= WRITTEN TASK =
Scan the data below. Pull out each line where "artwork" occurs.
## begin SUPPLIED RECORDS
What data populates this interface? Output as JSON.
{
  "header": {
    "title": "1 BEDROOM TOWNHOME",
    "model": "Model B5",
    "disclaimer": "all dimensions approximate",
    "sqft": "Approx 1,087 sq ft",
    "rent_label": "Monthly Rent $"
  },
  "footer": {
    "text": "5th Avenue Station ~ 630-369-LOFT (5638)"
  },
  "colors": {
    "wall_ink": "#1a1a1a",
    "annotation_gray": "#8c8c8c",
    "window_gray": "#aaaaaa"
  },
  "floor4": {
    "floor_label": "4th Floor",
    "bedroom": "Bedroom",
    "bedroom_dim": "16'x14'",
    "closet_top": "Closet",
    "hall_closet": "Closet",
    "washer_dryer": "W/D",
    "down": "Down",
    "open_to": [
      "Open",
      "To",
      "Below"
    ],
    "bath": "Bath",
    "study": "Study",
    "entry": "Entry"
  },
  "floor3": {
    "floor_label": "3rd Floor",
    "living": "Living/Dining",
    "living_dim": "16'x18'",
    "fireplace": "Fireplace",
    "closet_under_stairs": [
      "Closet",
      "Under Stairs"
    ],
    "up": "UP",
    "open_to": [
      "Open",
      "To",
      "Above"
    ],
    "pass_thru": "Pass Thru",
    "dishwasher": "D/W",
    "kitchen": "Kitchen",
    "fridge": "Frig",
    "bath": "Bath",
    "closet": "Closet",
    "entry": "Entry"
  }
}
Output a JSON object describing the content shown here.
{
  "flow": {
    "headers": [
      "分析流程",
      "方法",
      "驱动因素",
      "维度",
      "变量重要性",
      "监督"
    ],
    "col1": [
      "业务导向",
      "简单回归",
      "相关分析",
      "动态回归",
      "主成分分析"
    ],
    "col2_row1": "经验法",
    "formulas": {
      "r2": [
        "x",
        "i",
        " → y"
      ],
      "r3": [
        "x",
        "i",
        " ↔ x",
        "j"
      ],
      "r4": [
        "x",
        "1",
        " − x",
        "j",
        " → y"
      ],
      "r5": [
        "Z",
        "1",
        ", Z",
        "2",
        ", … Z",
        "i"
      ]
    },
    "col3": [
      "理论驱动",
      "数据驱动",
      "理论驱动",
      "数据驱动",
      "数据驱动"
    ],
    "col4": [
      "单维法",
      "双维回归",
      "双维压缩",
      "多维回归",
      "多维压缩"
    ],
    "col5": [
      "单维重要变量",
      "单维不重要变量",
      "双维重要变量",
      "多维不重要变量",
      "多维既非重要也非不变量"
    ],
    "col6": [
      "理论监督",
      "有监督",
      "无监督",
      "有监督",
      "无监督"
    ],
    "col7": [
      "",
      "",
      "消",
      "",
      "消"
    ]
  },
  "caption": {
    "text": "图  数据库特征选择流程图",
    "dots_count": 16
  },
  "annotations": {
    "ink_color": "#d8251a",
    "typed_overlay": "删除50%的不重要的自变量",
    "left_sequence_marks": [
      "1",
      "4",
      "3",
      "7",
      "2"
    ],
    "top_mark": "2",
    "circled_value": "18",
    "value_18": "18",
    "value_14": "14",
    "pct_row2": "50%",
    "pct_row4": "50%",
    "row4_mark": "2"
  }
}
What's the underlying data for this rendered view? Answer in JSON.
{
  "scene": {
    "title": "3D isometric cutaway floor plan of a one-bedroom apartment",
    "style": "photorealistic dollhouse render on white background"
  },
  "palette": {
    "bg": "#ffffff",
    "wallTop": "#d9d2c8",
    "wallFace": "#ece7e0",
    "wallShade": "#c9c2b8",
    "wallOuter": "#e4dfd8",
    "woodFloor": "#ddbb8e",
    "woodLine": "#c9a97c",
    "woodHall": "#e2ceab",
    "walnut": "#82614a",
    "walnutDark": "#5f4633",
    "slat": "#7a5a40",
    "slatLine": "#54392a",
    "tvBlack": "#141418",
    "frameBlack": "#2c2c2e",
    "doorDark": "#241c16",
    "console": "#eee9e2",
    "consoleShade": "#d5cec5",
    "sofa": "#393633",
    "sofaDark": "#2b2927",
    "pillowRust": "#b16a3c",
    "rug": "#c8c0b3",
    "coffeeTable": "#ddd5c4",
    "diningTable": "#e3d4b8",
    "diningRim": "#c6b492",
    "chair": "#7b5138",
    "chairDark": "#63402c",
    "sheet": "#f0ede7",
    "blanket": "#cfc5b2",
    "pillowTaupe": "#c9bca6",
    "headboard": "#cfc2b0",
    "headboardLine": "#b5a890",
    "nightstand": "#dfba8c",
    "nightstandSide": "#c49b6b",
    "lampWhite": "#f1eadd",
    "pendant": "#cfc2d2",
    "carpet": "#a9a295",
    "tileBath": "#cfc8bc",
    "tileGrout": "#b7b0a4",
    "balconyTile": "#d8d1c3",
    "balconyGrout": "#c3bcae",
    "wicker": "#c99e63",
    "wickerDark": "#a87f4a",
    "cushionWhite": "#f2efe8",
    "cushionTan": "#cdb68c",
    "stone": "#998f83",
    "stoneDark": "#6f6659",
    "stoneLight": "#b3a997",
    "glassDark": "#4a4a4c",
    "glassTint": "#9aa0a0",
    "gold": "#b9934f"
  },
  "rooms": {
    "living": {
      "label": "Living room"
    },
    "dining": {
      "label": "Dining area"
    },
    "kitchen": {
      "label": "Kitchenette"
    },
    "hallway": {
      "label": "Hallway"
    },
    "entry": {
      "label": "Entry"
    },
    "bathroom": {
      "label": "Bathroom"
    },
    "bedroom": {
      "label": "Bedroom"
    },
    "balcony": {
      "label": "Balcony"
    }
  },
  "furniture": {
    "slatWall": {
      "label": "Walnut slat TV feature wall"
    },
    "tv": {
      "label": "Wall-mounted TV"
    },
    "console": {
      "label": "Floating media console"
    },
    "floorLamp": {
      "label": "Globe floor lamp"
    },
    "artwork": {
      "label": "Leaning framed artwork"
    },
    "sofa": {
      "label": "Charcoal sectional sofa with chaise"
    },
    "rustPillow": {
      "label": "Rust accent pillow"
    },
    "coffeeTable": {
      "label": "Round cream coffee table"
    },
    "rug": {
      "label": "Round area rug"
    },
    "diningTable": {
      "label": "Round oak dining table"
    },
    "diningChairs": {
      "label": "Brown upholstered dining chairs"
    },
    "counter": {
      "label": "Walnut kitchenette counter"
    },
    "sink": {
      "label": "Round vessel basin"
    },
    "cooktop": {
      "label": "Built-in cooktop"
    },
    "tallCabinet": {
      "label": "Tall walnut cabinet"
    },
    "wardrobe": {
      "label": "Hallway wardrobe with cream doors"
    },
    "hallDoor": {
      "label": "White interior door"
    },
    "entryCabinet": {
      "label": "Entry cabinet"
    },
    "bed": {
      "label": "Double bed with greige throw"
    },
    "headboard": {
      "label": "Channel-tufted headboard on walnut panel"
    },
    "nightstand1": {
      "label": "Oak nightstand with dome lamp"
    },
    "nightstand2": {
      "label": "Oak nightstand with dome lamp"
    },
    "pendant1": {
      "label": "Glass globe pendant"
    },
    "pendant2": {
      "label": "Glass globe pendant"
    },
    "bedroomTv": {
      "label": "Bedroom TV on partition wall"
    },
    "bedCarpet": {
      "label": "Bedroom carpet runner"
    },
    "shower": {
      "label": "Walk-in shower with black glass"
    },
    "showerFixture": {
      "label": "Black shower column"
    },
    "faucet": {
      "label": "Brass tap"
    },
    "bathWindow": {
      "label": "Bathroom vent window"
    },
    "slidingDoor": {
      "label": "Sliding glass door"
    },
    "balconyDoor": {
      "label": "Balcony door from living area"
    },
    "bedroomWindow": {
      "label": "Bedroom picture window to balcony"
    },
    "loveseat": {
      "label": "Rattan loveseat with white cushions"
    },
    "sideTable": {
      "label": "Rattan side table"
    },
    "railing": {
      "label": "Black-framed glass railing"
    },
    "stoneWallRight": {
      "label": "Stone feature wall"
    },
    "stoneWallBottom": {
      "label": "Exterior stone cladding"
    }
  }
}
## end SUPPLIED RECORDS
= FINAL RESULT =
    "artwork": {
      "label": "Leaning framed artwork"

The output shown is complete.